#### Given data

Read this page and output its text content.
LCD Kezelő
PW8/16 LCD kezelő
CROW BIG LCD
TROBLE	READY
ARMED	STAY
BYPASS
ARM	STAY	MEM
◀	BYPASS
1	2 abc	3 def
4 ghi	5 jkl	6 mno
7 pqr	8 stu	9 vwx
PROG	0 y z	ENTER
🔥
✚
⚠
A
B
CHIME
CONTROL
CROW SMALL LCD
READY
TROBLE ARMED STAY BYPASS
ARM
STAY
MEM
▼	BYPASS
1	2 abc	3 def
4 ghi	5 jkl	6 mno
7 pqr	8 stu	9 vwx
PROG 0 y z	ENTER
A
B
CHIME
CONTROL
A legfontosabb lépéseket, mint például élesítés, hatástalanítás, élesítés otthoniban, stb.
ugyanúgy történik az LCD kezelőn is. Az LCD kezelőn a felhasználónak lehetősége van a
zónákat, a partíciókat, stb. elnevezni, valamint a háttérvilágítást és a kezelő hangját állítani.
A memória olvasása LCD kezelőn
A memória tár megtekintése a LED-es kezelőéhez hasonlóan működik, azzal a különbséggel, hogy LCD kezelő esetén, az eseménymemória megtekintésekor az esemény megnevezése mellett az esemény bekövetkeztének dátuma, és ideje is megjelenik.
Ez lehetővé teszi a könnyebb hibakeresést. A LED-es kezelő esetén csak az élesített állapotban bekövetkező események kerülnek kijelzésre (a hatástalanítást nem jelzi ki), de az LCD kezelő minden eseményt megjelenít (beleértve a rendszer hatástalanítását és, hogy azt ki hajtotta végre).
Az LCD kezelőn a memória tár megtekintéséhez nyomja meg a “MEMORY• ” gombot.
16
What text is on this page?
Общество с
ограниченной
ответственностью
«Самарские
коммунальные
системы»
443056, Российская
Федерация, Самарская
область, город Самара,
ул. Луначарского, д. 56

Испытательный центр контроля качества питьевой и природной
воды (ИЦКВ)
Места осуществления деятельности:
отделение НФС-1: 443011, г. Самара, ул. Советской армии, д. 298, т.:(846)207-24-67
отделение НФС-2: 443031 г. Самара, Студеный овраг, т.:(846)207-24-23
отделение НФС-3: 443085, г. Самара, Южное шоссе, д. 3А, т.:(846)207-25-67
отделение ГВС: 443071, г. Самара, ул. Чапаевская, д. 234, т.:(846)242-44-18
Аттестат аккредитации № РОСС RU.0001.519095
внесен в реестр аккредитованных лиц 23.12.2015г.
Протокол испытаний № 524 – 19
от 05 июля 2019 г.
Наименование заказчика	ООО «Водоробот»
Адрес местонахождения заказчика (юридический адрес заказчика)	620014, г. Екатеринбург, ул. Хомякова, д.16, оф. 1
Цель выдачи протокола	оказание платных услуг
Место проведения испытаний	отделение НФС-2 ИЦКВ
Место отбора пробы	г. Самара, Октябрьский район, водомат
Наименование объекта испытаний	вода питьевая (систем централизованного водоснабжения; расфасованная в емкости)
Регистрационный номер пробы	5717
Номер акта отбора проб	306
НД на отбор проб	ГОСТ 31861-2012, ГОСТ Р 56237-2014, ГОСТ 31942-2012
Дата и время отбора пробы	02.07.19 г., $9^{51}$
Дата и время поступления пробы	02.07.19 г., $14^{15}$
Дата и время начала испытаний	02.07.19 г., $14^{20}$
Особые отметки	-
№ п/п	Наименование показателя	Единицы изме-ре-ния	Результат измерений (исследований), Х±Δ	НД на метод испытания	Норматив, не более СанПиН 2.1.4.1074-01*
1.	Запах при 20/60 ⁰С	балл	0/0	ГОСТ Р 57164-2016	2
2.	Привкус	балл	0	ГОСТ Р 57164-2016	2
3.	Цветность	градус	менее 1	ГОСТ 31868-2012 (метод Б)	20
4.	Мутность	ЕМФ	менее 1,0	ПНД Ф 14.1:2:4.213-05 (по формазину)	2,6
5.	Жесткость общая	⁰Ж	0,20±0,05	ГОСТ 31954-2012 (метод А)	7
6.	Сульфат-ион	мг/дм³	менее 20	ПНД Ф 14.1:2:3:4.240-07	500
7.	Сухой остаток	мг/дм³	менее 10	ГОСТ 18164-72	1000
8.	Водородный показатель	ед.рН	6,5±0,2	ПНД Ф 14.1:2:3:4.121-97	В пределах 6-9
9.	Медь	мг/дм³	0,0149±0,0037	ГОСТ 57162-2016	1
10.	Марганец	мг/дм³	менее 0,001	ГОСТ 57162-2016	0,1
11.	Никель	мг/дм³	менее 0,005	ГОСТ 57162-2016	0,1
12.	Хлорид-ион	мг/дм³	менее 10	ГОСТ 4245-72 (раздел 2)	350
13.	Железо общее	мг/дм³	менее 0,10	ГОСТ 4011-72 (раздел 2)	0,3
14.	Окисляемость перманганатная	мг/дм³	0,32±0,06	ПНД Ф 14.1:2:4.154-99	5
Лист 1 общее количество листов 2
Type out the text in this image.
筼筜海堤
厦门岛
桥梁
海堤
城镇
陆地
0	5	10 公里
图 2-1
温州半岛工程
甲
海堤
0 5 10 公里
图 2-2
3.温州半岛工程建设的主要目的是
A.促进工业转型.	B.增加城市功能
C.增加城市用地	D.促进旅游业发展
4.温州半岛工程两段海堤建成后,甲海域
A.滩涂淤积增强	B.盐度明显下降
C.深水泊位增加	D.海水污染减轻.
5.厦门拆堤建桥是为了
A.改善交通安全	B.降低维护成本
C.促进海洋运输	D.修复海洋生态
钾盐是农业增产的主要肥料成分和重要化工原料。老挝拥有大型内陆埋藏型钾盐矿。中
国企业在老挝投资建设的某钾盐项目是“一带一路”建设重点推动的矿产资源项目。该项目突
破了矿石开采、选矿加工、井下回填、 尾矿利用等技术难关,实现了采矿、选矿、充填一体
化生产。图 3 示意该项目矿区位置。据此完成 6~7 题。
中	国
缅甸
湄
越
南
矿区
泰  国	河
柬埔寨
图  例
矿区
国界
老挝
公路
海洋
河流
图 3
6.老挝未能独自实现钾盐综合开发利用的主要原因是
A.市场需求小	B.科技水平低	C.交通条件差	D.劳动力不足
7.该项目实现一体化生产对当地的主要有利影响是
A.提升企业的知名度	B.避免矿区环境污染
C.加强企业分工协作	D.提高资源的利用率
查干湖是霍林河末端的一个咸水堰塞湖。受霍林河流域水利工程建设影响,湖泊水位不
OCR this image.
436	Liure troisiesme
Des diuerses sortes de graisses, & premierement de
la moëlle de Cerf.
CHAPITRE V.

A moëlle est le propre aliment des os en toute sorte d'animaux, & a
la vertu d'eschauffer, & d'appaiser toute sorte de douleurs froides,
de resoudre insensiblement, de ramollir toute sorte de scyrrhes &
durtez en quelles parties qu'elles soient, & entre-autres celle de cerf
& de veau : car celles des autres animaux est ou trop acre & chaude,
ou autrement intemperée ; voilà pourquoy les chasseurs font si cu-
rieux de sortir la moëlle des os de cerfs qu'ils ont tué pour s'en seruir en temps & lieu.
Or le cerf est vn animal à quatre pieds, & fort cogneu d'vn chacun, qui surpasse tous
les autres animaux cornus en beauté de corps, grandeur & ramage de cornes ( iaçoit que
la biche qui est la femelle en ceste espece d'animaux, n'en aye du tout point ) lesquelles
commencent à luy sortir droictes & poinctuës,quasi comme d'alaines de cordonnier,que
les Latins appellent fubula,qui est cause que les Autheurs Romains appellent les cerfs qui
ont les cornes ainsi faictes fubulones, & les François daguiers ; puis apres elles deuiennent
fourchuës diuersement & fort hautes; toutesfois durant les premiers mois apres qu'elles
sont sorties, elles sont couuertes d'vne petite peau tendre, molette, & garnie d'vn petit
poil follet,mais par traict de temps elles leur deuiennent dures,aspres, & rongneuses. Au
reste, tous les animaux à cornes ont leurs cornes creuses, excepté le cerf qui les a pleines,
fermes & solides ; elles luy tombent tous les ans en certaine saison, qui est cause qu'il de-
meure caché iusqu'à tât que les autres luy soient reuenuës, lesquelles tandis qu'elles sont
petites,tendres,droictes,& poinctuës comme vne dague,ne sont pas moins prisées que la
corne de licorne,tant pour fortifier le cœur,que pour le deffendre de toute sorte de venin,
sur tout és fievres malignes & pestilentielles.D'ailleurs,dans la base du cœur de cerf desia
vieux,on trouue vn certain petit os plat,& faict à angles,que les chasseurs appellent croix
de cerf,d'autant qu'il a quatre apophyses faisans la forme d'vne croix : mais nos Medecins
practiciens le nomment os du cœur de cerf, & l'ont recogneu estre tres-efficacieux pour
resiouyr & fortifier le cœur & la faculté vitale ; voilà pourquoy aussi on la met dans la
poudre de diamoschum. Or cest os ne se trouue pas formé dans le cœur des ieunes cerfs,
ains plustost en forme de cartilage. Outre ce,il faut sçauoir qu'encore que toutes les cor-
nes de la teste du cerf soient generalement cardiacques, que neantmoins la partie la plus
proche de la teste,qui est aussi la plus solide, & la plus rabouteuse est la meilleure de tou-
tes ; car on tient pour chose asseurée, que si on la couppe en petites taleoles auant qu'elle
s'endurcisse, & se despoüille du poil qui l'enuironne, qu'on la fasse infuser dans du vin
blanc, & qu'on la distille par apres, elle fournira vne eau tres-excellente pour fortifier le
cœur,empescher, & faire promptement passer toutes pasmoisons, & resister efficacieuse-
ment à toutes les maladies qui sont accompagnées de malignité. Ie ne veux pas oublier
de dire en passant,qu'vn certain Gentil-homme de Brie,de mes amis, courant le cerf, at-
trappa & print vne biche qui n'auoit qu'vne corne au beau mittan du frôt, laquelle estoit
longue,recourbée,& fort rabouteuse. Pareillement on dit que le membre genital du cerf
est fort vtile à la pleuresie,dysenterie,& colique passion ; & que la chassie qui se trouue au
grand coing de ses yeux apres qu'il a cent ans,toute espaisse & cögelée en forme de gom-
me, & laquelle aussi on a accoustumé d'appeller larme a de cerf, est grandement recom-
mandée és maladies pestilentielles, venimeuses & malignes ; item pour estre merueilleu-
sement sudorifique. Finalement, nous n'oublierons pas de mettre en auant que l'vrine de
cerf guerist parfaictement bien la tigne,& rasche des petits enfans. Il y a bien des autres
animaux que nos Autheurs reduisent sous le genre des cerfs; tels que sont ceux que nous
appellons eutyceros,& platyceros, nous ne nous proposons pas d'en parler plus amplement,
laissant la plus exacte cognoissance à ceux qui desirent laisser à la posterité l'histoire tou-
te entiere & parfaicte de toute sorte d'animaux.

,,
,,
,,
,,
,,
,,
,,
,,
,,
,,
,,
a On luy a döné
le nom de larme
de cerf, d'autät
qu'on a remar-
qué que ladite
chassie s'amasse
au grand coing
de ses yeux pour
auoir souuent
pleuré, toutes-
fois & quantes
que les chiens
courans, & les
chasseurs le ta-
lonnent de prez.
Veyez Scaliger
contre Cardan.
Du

########

** Instruction **
From the entries above, extract every line where the word "ГОСТ" appears.

** Answer for the task **
НД на отбор проб	ГОСТ 31861-2012, ГОСТ Р 56237-2014, ГОСТ 31942-2012
1.	Запах при 20/60 ⁰С	балл	0/0	ГОСТ Р 57164-2016	2
2.	Привкус	балл	0	ГОСТ Р 57164-2016	2
3.	Цветность	градус	менее 1	ГОСТ 31868-2012 (метод Б)	20
5.	Жесткость общая	⁰Ж	0,20±0,05	ГОСТ 31954-2012 (метод А)	7
7.	Сухой остаток	мг/дм³	менее 10	ГОСТ 18164-72	1000
9.	Медь	мг/дм³	0,0149±0,0037	ГОСТ 57162-2016	1
10.	Марганец	мг/дм³	менее 0,001	ГОСТ 57162-2016	0,1
11.	Никель	мг/дм³	менее 0,005	ГОСТ 57162-2016	0,1
12.	Хлорид-ион	мг/дм³	менее 10	ГОСТ 4245-72 (раздел 2)	350
13.	Железо общее	мг/дм³	менее 0,10	ГОСТ 4011-72 (раздел 2)	0,3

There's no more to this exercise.